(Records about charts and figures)
======
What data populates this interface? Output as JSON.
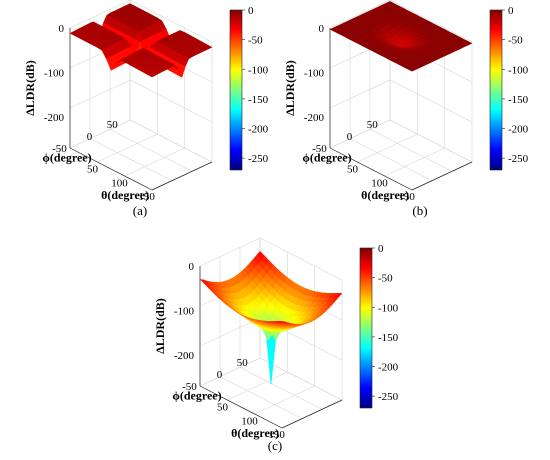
{
  "captions": [
    "(a)",
    "(b)",
    "(c)"
  ],
  "colors": {
    "colormap": [
      "#00007f",
      "#0000ff",
      "#007fff",
      "#00ffff",
      "#7fff7f",
      "#ffff00",
      "#ff7f00",
      "#ff0000",
      "#7f0000"
    ]
  },
  "chart_data": [
    {
      "type": "surface",
      "panel": "(a)",
      "zlabel": "ΔLDR(dB)",
      "ylabel": "ϕ(degree)",
      "xlabel": "θ(degree)",
      "x_ticks": [
        "50",
        "100",
        "150"
      ],
      "y_ticks": [
        "50",
        "0",
        "-50"
      ],
      "z_ticks": [
        "0",
        "-100",
        "-200"
      ],
      "zlim": [
        -270,
        0
      ],
      "colorbar_ticks": [
        "0",
        "-50",
        "-100",
        "-150",
        "-200",
        "-250"
      ],
      "colorbar_range": [
        -270,
        0
      ],
      "surface_range_approx": [
        -45,
        0
      ],
      "surface_description_values": {
        "max": 0,
        "min_valley": -45
      }
    },
    {
      "type": "surface",
      "panel": "(b)",
      "zlabel": "ΔLDR(dB)",
      "ylabel": "ϕ(degree)",
      "xlabel": "θ(degree)",
      "x_ticks": [
        "50",
        "100",
        "150"
      ],
      "y_ticks": [
        "50",
        "0",
        "-50"
      ],
      "z_ticks": [
        "0",
        "-100",
        "-200"
      ],
      "zlim": [
        -270,
        0
      ],
      "colorbar_ticks": [
        "0",
        "-50",
        "-100",
        "-150",
        "-200",
        "-250"
      ],
      "colorbar_range": [
        -270,
        0
      ],
      "surface_range_approx": [
        -25,
        0
      ]
    },
    {
      "type": "surface",
      "panel": "(c)",
      "zlabel": "ΔLDR(dB)",
      "ylabel": "ϕ(degree)",
      "xlabel": "θ(degree)",
      "x_ticks": [
        "50",
        "100",
        "150"
      ],
      "y_ticks": [
        "50",
        "0",
        "-50"
      ],
      "z_ticks": [
        "0",
        "-100",
        "-200"
      ],
      "zlim": [
        -270,
        0
      ],
      "colorbar_ticks": [
        "0",
        "-50",
        "-100",
        "-150",
        "-200",
        "-250"
      ],
      "colorbar_range": [
        -270,
        0
      ],
      "surface_range_approx": [
        -250,
        0
      ]
    }
  ]
}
======
Make an exact reproduction of the listing above, without any pictures.

What data populates this interface? Output as JSON.
{
  "captions": [
    "(a)",
    "(b)",
    "(c)"
  ],
  "colors": {
    "colormap": [
      "#00007f",
      "#0000ff",
      "#007fff",
      "#00ffff",
      "#7fff7f",
      "#ffff00",
      "#ff7f00",
      "#ff0000",
      "#7f0000"
    ]
  },
  "chart_data": [
    {
      "type": "surface",
      "panel": "(a)",
      "zlabel": "ΔLDR(dB)",
      "ylabel": "ϕ(degree)",
      "xlabel": "θ(degree)",
      "x_ticks": [
        "50",
        "100",
        "150"
      ],
      "y_ticks": [
        "50",
        "0",
        "-50"
      ],
      "z_ticks": [
        "0",
        "-100",
        "-200"
      ],
      "zlim": [
        -270,
        0
      ],
      "colorbar_ticks": [
        "0",
        "-50",
        "-100",
        "-150",
        "-200",
        "-250"
      ],
      "colorbar_range": [
        -270,
        0
      ],
      "surface_range_approx": [
        -45,
        0
      ],
      "surface_description_values": {
        "max": 0,
        "min_valley": -45
      }
    },
    {
      "type": "surface",
      "panel": "(b)",
      "zlabel": "ΔLDR(dB)",
      "ylabel": "ϕ(degree)",
      "xlabel": "θ(degree)",
      "x_ticks": [
        "50",
        "100",
        "150"
      ],
      "y_ticks": [
        "50",
        "0",
        "-50"
      ],
      "z_ticks": [
        "0",
        "-100",
        "-200"
      ],
      "zlim": [
        -270,
        0
      ],
      "colorbar_ticks": [
        "0",
        "-50",
        "-100",
        "-150",
        "-200",
        "-250"
      ],
      "colorbar_range": [
        -270,
        0
      ],
      "surface_range_approx": [
        -25,
        0
      ]
    },
    {
      "type": "surface",
      "panel": "(c)",
      "zlabel": "ΔLDR(dB)",
      "ylabel": "ϕ(degree)",
      "xlabel": "θ(degree)",
      "x_ticks": [
        "50",
        "100",
        "150"
      ],
      "y_ticks": [
        "50",
        "0",
        "-50"
      ],
      "z_ticks": [
        "0",
        "-100",
        "-200"
      ],
      "zlim": [
        -270,
        0
      ],
      "colorbar_ticks": [
        "0",
        "-50",
        "-100",
        "-150",
        "-200",
        "-250"
      ],
      "colorbar_range": [
        -270,
        0
      ],
      "surface_range_approx": [
        -250,
        0
      ]
    }
  ]
}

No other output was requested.